■ Aim
Each line below is to be written out in full, exactly as shown.

■ Data for the task
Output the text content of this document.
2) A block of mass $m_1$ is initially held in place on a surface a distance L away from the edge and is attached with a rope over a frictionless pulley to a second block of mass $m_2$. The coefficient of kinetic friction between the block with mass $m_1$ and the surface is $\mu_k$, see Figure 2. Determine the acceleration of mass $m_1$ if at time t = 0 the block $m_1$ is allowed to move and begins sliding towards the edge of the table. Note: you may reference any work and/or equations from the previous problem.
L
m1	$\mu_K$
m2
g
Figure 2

■ Written response
Output the text content of this document.
2) A block of mass $m_1$ is initially held in place on a surface a distance L away from the edge and is attached with a rope over a frictionless pulley to a second block of mass $m_2$. The coefficient of kinetic friction between the block with mass $m_1$ and the surface is $\mu_k$, see Figure 2. Determine the acceleration of mass $m_1$ if at time t = 0 the block $m_1$ is allowed to move and begins sliding towards the edge of the table. Note: you may reference any work and/or equations from the previous problem.
L
m1	$\mu_K$
m2
g
Figure 2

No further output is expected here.